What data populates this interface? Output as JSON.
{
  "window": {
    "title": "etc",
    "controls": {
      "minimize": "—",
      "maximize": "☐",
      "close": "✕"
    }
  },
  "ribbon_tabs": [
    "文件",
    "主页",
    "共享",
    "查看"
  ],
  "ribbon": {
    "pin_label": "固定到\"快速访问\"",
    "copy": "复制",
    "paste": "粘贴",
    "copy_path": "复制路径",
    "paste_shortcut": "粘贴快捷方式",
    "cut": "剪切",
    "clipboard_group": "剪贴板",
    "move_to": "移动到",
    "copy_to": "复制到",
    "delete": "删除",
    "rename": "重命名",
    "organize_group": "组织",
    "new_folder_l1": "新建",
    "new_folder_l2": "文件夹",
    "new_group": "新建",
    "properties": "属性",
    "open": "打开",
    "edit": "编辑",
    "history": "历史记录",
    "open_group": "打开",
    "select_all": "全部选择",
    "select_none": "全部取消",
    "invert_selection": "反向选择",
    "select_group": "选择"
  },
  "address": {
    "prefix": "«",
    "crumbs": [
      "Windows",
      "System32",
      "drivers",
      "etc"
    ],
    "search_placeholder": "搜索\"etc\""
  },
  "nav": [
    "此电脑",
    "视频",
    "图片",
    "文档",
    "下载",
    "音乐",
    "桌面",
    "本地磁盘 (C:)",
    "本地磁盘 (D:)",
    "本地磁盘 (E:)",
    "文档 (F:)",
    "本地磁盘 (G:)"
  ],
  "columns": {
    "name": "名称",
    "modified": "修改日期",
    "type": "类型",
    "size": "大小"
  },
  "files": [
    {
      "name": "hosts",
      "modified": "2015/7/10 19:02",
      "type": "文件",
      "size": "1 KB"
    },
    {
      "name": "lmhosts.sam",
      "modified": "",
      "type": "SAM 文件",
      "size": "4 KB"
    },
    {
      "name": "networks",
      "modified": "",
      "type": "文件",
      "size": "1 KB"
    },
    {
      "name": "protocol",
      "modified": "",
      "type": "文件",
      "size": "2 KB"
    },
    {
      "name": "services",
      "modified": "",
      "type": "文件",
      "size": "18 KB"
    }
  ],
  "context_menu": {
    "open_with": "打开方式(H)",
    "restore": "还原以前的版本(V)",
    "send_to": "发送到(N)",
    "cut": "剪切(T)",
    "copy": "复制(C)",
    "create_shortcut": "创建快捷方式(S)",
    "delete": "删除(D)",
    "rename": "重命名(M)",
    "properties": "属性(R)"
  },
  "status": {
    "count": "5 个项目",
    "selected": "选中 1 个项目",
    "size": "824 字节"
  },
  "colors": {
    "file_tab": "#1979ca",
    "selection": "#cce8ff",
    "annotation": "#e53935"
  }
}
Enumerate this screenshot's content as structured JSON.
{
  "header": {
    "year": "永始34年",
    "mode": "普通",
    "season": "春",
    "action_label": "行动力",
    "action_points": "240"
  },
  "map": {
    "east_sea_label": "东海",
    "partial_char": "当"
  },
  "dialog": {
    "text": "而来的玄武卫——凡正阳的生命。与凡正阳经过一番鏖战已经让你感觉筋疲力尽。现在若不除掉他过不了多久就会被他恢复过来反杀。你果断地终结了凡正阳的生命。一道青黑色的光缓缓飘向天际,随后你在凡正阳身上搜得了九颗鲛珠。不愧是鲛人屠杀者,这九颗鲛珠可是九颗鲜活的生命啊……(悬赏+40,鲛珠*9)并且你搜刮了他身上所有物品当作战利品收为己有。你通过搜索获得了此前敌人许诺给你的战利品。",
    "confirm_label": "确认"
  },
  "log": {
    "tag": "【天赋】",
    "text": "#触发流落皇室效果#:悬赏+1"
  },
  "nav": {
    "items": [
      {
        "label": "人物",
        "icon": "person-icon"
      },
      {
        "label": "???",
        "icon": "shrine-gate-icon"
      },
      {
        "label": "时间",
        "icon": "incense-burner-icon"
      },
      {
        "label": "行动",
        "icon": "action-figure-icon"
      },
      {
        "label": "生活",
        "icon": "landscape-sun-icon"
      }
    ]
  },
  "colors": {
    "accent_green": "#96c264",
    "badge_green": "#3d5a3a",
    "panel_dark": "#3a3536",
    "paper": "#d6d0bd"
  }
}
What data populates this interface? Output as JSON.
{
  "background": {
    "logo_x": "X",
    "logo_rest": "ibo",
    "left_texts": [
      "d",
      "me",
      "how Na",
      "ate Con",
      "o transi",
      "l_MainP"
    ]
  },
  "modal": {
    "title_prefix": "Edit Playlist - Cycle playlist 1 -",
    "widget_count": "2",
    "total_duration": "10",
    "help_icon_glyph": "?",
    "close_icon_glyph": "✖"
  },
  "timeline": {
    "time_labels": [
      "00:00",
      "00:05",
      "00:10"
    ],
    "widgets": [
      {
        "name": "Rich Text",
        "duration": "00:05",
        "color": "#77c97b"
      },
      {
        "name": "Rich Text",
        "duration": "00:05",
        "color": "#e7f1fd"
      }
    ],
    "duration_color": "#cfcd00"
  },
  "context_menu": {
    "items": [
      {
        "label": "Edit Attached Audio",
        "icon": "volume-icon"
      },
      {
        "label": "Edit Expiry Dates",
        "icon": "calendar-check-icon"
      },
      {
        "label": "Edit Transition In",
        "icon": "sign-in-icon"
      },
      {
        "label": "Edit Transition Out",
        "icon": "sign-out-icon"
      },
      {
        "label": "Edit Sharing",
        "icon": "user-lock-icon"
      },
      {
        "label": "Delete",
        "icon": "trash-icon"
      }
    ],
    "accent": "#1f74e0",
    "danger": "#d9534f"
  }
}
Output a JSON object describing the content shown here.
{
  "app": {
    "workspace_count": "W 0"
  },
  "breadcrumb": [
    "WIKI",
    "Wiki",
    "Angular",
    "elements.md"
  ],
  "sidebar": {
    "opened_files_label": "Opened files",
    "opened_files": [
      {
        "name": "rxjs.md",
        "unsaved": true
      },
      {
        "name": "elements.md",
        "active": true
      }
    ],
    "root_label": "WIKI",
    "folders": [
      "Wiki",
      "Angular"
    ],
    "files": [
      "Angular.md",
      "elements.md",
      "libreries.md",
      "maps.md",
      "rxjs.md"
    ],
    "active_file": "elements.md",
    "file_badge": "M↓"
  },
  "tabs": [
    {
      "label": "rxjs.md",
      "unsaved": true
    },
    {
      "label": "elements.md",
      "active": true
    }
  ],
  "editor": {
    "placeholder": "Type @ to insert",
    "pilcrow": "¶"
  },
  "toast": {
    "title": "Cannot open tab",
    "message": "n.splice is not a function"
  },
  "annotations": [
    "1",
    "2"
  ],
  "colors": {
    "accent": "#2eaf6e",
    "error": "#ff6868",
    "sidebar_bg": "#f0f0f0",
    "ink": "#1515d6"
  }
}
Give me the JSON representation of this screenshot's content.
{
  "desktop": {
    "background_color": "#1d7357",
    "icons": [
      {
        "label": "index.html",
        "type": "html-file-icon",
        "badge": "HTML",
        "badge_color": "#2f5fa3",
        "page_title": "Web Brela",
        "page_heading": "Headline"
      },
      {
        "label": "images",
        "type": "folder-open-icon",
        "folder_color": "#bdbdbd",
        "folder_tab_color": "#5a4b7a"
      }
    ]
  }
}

########

EXERCISE REQUIREMENTS:
Show every line where the string "this" appears.

EXERCISE ANSWER:
What data populates this interface? Output as JSON.
Enumerate this screenshot's content as structured JSON.
What data populates this interface? Output as JSON.
Give me the JSON representation of this screenshot's content.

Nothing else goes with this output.